(A run of records)
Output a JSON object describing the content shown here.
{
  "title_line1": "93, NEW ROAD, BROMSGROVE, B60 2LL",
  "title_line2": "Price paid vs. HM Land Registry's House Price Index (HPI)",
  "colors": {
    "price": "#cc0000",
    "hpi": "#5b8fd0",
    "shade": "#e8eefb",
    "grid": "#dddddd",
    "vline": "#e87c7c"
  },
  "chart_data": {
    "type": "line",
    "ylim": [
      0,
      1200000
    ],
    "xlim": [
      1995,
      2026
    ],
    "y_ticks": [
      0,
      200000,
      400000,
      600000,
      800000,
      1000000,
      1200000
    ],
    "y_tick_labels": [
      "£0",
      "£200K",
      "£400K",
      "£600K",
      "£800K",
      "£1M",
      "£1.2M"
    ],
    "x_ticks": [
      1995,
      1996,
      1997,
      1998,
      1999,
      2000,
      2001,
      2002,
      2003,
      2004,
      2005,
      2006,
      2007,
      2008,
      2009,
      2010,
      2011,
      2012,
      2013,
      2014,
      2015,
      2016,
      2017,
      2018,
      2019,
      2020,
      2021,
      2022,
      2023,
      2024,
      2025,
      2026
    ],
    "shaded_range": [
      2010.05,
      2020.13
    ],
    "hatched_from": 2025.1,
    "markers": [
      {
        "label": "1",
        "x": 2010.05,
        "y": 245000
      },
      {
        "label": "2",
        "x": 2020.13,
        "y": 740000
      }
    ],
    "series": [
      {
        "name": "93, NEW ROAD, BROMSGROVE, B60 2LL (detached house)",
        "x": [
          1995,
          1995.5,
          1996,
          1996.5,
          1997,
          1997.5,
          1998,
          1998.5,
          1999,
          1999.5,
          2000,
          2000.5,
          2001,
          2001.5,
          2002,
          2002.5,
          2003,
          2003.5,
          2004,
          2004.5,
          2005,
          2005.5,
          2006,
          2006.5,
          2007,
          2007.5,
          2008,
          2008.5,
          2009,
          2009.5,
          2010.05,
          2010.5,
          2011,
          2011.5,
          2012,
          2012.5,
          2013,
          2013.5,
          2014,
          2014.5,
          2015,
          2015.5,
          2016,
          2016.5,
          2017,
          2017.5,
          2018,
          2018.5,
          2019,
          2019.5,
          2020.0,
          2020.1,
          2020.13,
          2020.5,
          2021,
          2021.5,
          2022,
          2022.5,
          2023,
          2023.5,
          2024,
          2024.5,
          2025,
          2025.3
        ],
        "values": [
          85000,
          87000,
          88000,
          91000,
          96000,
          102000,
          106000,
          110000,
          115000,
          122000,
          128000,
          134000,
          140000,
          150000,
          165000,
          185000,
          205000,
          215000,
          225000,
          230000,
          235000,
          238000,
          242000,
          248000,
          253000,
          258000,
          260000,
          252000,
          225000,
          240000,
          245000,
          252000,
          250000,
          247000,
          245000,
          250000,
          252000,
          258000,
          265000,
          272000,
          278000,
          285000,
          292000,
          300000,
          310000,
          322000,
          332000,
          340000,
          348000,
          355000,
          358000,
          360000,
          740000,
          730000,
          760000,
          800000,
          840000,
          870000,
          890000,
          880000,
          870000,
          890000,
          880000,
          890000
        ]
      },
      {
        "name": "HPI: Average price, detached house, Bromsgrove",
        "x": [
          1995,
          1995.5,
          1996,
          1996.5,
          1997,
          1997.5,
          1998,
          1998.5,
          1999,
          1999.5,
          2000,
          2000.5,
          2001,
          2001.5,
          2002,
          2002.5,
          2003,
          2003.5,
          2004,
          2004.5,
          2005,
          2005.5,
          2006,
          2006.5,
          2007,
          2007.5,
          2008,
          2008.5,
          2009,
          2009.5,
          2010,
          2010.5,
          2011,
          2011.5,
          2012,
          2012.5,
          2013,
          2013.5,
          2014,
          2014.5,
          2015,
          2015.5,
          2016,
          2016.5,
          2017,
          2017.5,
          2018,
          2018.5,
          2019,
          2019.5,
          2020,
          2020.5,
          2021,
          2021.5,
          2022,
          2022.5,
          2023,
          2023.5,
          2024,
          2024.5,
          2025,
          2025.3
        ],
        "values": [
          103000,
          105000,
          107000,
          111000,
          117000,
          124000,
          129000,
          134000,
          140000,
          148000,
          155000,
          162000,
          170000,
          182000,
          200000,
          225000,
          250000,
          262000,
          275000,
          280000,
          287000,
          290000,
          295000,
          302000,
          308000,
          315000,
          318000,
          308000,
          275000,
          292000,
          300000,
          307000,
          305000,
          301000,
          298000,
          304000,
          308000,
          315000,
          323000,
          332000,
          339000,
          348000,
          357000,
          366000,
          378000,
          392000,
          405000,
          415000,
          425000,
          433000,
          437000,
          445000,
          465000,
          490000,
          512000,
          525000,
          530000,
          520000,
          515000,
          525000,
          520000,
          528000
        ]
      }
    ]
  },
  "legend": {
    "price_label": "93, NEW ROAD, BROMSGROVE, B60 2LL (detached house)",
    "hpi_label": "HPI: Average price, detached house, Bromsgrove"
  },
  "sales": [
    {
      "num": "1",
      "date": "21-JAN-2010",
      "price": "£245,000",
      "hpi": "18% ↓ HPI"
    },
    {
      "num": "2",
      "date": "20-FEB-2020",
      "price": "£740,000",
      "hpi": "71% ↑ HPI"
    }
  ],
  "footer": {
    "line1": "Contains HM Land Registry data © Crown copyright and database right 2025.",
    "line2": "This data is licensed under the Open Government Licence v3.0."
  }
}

• **PROBLEM REQUIREMENTS**
Could you transcribe the records in full, exactly?

• **ANSWER TO THE EXERCISE**
Output a JSON object describing the content shown here.
{
  "title_line1": "93, NEW ROAD, BROMSGROVE, B60 2LL",
  "title_line2": "Price paid vs. HM Land Registry's House Price Index (HPI)",
  "colors": {
    "price": "#cc0000",
    "hpi": "#5b8fd0",
    "shade": "#e8eefb",
    "grid": "#dddddd",
    "vline": "#e87c7c"
  },
  "chart_data": {
    "type": "line",
    "ylim": [
      0,
      1200000
    ],
    "xlim": [
      1995,
      2026
    ],
    "y_ticks": [
      0,
      200000,
      400000,
      600000,
      800000,
      1000000,
      1200000
    ],
    "y_tick_labels": [
      "£0",
      "£200K",
      "£400K",
      "£600K",
      "£800K",
      "£1M",
      "£1.2M"
    ],
    "x_ticks": [
      1995,
      1996,
      1997,
      1998,
      1999,
      2000,
      2001,
      2002,
      2003,
      2004,
      2005,
      2006,
      2007,
      2008,
      2009,
      2010,
      2011,
      2012,
      2013,
      2014,
      2015,
      2016,
      2017,
      2018,
      2019,
      2020,
      2021,
      2022,
      2023,
      2024,
      2025,
      2026
    ],
    "shaded_range": [
      2010.05,
      2020.13
    ],
    "hatched_from": 2025.1,
    "markers": [
      {
        "label": "1",
        "x": 2010.05,
        "y": 245000
      },
      {
        "label": "2",
        "x": 2020.13,
        "y": 740000
      }
    ],
    "series": [
      {
        "name": "93, NEW ROAD, BROMSGROVE, B60 2LL (detached house)",
        "x": [
          1995,
          1995.5,
          1996,
          1996.5,
          1997,
          1997.5,
          1998,
          1998.5,
          1999,
          1999.5,
          2000,
          2000.5,
          2001,
          2001.5,
          2002,
          2002.5,
          2003,
          2003.5,
          2004,
          2004.5,
          2005,
          2005.5,
          2006,
          2006.5,
          2007,
          2007.5,
          2008,
          2008.5,
          2009,
          2009.5,
          2010.05,
          2010.5,
          2011,
          2011.5,
          2012,
          2012.5,
          2013,
          2013.5,
          2014,
          2014.5,
          2015,
          2015.5,
          2016,
          2016.5,
          2017,
          2017.5,
          2018,
          2018.5,
          2019,
          2019.5,
          2020.0,
          2020.1,
          2020.13,
          2020.5,
          2021,
          2021.5,
          2022,
          2022.5,
          2023,
          2023.5,
          2024,
          2024.5,
          2025,
          2025.3
        ],
        "values": [
          85000,
          87000,
          88000,
          91000,
          96000,
          102000,
          106000,
          110000,
          115000,
          122000,
          128000,
          134000,
          140000,
          150000,
          165000,
          185000,
          205000,
          215000,
          225000,
          230000,
          235000,
          238000,
          242000,
          248000,
          253000,
          258000,
          260000,
          252000,
          225000,
          240000,
          245000,
          252000,
          250000,
          247000,
          245000,
          250000,
          252000,
          258000,
          265000,
          272000,
          278000,
          285000,
          292000,
          300000,
          310000,
          322000,
          332000,
          340000,
          348000,
          355000,
          358000,
          360000,
          740000,
          730000,
          760000,
          800000,
          840000,
          870000,
          890000,
          880000,
          870000,
          890000,
          880000,
          890000
        ]
      },
      {
        "name": "HPI: Average price, detached house, Bromsgrove",
        "x": [
          1995,
          1995.5,
          1996,
          1996.5,
          1997,
          1997.5,
          1998,
          1998.5,
          1999,
          1999.5,
          2000,
          2000.5,
          2001,
          2001.5,
          2002,
          2002.5,
          2003,
          2003.5,
          2004,
          2004.5,
          2005,
          2005.5,
          2006,
          2006.5,
          2007,
          2007.5,
          2008,
          2008.5,
          2009,
          2009.5,
          2010,
          2010.5,
          2011,
          2011.5,
          2012,
          2012.5,
          2013,
          2013.5,
          2014,
          2014.5,
          2015,
          2015.5,
          2016,
          2016.5,
          2017,
          2017.5,
          2018,
          2018.5,
          2019,
          2019.5,
          2020,
          2020.5,
          2021,
          2021.5,
          2022,
          2022.5,
          2023,
          2023.5,
          2024,
          2024.5,
          2025,
          2025.3
        ],
        "values": [
          103000,
          105000,
          107000,
          111000,
          117000,
          124000,
          129000,
          134000,
          140000,
          148000,
          155000,
          162000,
          170000,
          182000,
          200000,
          225000,
          250000,
          262000,
          275000,
          280000,
          287000,
          290000,
          295000,
          302000,
          308000,
          315000,
          318000,
          308000,
          275000,
          292000,
          300000,
          307000,
          305000,
          301000,
          298000,
          304000,
          308000,
          315000,
          323000,
          332000,
          339000,
          348000,
          357000,
          366000,
          378000,
          392000,
          405000,
          415000,
          425000,
          433000,
          437000,
          445000,
          465000,
          490000,
          512000,
          525000,
          530000,
          520000,
          515000,
          525000,
          520000,
          528000
        ]
      }
    ]
  },
  "legend": {
    "price_label": "93, NEW ROAD, BROMSGROVE, B60 2LL (detached house)",
    "hpi_label": "HPI: Average price, detached house, Bromsgrove"
  },
  "sales": [
    {
      "num": "1",
      "date": "21-JAN-2010",
      "price": "£245,000",
      "hpi": "18% ↓ HPI"
    },
    {
      "num": "2",
      "date": "20-FEB-2020",
      "price": "£740,000",
      "hpi": "71% ↑ HPI"
    }
  ],
  "footer": {
    "line1": "Contains HM Land Registry data © Crown copyright and database right 2025.",
    "line2": "This data is licensed under the Open Government Licence v3.0."
  }
}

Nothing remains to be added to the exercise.